**Work to be completed**
The records below are to be repeated in full, exactly as they are.

======== Entries provided

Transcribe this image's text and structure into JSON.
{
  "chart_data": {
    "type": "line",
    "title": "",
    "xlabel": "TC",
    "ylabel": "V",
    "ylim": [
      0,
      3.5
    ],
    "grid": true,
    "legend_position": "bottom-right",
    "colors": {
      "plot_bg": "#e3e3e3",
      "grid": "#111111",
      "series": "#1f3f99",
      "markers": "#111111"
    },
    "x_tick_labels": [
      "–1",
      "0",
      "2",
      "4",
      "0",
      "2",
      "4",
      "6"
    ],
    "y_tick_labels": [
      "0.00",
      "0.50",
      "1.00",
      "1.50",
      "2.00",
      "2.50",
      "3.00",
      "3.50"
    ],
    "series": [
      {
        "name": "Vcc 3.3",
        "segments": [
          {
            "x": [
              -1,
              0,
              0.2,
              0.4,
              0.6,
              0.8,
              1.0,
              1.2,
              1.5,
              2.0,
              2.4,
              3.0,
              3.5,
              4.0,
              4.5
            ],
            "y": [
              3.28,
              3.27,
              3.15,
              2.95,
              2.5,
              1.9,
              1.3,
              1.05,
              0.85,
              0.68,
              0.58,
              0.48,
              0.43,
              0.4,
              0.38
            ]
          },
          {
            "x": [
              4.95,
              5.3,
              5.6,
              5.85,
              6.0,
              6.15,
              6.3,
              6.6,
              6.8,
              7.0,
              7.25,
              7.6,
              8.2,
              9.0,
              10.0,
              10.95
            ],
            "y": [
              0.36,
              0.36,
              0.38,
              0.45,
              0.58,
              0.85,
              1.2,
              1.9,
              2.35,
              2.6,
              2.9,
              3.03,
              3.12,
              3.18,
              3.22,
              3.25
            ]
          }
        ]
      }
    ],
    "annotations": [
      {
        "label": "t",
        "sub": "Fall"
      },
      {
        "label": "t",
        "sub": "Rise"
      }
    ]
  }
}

================

**Task solution**
Transcribe this image's text and structure into JSON.
{
  "chart_data": {
    "type": "line",
    "title": "",
    "xlabel": "TC",
    "ylabel": "V",
    "ylim": [
      0,
      3.5
    ],
    "grid": true,
    "legend_position": "bottom-right",
    "colors": {
      "plot_bg": "#e3e3e3",
      "grid": "#111111",
      "series": "#1f3f99",
      "markers": "#111111"
    },
    "x_tick_labels": [
      "–1",
      "0",
      "2",
      "4",
      "0",
      "2",
      "4",
      "6"
    ],
    "y_tick_labels": [
      "0.00",
      "0.50",
      "1.00",
      "1.50",
      "2.00",
      "2.50",
      "3.00",
      "3.50"
    ],
    "series": [
      {
        "name": "Vcc 3.3",
        "segments": [
          {
            "x": [
              -1,
              0,
              0.2,
              0.4,
              0.6,
              0.8,
              1.0,
              1.2,
              1.5,
              2.0,
              2.4,
              3.0,
              3.5,
              4.0,
              4.5
            ],
            "y": [
              3.28,
              3.27,
              3.15,
              2.95,
              2.5,
              1.9,
              1.3,
              1.05,
              0.85,
              0.68,
              0.58,
              0.48,
              0.43,
              0.4,
              0.38
            ]
          },
          {
            "x": [
              4.95,
              5.3,
              5.6,
              5.85,
              6.0,
              6.15,
              6.3,
              6.6,
              6.8,
              7.0,
              7.25,
              7.6,
              8.2,
              9.0,
              10.0,
              10.95
            ],
            "y": [
              0.36,
              0.36,
              0.38,
              0.45,
              0.58,
              0.85,
              1.2,
              1.9,
              2.35,
              2.6,
              2.9,
              3.03,
              3.12,
              3.18,
              3.22,
              3.25
            ]
          }
        ]
      }
    ],
    "annotations": [
      {
        "label": "t",
        "sub": "Fall"
      },
      {
        "label": "t",
        "sub": "Rise"
      }
    ]
  }
}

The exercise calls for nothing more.